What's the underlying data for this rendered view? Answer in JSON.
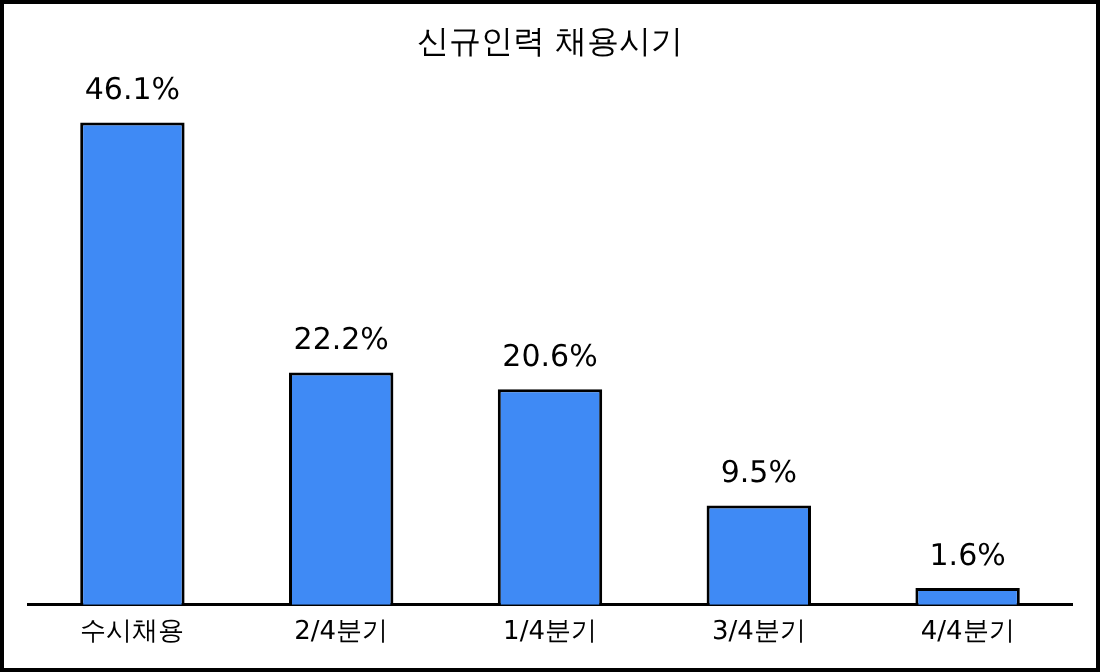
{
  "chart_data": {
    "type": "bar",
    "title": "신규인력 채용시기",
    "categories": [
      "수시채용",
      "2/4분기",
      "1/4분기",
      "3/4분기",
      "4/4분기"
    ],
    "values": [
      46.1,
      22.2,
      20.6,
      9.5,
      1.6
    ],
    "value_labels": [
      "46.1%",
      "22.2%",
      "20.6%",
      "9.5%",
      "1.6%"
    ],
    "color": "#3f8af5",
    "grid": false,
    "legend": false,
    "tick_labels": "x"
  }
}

[The exercise] Can the entries above be repeated exactly, without their pictures?

[Correct answer]
What's the underlying data for this rendered view? Answer in JSON.
{
  "chart_data": {
    "type": "bar",
    "title": "신규인력 채용시기",
    "categories": [
      "수시채용",
      "2/4분기",
      "1/4분기",
      "3/4분기",
      "4/4분기"
    ],
    "values": [
      46.1,
      22.2,
      20.6,
      9.5,
      1.6
    ],
    "value_labels": [
      "46.1%",
      "22.2%",
      "20.6%",
      "9.5%",
      "1.6%"
    ],
    "color": "#3f8af5",
    "grid": false,
    "legend": false,
    "tick_labels": "x"
  }
}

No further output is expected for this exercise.